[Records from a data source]
====
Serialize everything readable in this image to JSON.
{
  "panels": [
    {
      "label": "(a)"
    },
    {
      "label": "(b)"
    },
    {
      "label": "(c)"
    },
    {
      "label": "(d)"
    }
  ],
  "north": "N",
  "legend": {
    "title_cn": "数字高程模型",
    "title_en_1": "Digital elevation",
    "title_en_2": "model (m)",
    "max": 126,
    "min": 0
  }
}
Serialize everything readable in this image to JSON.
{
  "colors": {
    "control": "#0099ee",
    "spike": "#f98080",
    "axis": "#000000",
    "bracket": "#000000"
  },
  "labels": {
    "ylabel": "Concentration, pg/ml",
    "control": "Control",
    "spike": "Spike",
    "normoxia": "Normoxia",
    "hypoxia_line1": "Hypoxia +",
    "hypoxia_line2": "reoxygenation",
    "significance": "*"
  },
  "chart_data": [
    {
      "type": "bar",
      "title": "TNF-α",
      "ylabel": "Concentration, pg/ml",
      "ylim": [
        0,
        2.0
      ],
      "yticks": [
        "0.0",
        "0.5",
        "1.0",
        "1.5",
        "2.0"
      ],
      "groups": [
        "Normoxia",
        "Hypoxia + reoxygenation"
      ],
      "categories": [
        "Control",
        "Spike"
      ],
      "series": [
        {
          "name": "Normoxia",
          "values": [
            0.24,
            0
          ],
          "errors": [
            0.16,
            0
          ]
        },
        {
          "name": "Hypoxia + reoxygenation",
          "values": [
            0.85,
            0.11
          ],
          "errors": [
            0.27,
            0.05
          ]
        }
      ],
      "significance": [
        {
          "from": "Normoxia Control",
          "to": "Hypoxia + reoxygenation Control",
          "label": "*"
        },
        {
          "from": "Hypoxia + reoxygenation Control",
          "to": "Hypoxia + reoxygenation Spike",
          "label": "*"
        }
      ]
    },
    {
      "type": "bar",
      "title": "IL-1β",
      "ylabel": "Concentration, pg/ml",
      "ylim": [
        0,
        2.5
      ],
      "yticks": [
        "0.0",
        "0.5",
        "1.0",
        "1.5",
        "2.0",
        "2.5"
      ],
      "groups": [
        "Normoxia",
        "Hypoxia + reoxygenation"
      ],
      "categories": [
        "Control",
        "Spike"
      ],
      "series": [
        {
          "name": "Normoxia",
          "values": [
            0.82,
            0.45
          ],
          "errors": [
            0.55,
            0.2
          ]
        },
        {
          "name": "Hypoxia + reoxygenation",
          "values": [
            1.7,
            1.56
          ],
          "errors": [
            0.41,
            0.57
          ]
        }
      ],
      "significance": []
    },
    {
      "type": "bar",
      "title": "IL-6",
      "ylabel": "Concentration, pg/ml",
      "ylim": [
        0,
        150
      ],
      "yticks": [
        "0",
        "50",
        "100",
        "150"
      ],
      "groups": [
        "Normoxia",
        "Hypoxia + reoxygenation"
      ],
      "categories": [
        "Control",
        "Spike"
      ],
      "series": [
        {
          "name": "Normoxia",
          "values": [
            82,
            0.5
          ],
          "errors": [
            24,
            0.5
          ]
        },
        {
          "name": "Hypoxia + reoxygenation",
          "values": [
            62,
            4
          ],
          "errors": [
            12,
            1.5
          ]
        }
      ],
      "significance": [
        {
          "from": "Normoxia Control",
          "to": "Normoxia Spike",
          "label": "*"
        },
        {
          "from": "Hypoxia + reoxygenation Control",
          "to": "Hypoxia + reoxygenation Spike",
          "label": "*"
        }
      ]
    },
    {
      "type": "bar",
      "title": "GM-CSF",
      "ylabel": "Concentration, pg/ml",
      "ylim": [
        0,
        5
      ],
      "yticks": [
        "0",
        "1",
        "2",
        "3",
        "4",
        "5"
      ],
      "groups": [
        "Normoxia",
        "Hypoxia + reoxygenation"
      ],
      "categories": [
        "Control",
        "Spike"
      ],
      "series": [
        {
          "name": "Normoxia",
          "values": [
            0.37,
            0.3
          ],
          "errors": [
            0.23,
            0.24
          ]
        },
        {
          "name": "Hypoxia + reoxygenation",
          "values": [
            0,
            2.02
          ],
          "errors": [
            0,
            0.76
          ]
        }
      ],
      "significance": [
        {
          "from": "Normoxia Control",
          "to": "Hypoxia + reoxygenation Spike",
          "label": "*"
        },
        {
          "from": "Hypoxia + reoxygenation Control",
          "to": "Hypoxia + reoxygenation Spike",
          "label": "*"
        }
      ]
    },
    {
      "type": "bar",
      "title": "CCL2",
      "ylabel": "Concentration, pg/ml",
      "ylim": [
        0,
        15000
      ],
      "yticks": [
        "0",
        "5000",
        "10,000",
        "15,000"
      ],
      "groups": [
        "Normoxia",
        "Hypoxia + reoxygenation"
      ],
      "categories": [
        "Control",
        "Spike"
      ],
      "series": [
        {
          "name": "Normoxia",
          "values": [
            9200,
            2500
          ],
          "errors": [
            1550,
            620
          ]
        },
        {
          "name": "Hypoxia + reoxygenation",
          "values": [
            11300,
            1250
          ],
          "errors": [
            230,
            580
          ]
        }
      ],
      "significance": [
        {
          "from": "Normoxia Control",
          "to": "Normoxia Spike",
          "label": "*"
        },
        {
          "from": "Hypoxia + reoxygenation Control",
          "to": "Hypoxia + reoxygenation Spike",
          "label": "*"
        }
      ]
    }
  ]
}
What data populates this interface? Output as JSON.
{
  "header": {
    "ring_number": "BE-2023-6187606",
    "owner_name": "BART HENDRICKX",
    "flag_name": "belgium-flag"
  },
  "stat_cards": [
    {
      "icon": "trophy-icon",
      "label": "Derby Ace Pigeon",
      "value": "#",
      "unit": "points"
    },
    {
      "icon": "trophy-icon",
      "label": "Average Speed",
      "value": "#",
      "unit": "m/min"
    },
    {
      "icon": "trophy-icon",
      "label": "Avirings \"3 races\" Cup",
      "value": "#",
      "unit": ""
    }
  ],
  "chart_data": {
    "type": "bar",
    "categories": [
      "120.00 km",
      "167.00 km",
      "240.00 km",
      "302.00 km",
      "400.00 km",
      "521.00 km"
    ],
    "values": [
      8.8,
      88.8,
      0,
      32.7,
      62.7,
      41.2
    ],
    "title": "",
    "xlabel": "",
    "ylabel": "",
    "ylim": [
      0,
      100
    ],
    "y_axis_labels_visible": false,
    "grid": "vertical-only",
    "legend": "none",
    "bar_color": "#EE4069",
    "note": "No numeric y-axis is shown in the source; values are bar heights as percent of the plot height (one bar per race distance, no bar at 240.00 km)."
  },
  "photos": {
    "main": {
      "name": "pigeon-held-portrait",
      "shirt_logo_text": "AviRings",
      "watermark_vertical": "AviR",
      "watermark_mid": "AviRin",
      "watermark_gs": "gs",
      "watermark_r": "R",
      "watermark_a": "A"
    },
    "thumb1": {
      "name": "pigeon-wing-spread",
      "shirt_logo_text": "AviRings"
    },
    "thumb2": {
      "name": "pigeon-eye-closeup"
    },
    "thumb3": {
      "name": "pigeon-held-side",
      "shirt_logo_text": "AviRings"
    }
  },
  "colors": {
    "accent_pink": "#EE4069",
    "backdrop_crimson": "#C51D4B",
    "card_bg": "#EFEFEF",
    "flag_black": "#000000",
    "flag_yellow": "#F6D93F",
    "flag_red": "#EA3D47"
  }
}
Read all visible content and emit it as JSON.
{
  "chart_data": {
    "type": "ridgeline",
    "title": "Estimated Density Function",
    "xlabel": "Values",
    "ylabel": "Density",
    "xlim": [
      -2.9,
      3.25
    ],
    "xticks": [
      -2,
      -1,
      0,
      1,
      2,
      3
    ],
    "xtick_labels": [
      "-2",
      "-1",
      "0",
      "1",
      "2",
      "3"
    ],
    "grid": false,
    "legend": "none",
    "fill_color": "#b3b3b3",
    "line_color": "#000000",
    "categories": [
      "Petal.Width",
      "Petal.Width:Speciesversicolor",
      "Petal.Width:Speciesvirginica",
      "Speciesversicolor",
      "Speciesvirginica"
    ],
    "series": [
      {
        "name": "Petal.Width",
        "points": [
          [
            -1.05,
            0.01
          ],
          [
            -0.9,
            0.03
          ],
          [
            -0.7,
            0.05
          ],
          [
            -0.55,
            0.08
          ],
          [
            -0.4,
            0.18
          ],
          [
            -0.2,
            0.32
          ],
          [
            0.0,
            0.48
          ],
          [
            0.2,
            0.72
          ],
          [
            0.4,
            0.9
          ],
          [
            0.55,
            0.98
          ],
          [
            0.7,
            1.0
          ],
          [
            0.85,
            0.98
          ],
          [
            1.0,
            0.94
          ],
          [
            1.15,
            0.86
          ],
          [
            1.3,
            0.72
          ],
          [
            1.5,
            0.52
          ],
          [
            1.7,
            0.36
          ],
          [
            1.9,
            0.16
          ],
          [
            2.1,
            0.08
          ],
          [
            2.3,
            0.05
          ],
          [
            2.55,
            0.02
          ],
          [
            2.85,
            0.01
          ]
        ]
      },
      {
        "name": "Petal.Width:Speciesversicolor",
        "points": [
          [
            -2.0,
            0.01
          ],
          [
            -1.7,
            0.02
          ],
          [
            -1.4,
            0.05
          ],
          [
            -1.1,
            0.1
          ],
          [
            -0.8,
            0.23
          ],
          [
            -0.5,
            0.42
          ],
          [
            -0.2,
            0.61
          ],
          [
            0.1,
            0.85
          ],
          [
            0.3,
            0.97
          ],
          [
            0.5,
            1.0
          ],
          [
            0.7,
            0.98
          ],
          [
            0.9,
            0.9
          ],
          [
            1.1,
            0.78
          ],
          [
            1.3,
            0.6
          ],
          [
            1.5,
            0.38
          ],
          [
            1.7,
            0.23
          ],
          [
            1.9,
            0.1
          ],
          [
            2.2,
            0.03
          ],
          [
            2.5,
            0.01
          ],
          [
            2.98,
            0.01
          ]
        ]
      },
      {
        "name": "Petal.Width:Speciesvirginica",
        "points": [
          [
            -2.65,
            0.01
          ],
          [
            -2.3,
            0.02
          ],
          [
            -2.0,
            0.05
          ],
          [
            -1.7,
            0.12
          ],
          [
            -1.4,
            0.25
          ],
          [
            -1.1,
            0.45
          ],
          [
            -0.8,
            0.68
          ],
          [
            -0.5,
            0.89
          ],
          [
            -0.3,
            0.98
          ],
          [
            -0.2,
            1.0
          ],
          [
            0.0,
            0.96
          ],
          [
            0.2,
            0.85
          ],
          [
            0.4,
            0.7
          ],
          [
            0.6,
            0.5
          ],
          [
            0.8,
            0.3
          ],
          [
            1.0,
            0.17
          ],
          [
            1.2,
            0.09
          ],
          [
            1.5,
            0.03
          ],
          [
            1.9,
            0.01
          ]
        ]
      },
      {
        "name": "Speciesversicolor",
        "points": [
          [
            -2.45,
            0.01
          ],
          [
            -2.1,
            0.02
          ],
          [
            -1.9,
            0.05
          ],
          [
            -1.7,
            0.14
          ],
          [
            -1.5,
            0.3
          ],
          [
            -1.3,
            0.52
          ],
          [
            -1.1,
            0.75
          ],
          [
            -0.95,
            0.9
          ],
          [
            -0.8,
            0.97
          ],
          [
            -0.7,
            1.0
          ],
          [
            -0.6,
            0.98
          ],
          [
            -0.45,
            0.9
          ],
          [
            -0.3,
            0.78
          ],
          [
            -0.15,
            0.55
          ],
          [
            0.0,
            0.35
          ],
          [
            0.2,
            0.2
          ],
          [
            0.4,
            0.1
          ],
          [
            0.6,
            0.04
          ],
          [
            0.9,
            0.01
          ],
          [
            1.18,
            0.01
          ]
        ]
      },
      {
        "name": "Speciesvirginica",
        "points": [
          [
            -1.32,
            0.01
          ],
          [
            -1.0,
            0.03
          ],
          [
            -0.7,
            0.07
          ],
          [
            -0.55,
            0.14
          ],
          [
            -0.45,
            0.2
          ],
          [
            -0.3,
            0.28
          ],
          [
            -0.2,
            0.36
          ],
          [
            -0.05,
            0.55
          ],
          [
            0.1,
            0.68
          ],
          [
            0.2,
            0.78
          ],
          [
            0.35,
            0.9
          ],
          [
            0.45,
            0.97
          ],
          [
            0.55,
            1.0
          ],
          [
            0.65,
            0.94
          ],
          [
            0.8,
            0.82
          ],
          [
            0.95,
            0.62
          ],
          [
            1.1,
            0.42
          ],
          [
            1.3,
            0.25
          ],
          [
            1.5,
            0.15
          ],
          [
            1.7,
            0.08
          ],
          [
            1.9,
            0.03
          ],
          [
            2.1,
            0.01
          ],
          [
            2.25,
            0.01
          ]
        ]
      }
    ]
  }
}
====
▶ **Task brief**
Reply with nothing but the number of lines in the data above that contain "JSON".

▶ **Result below**
4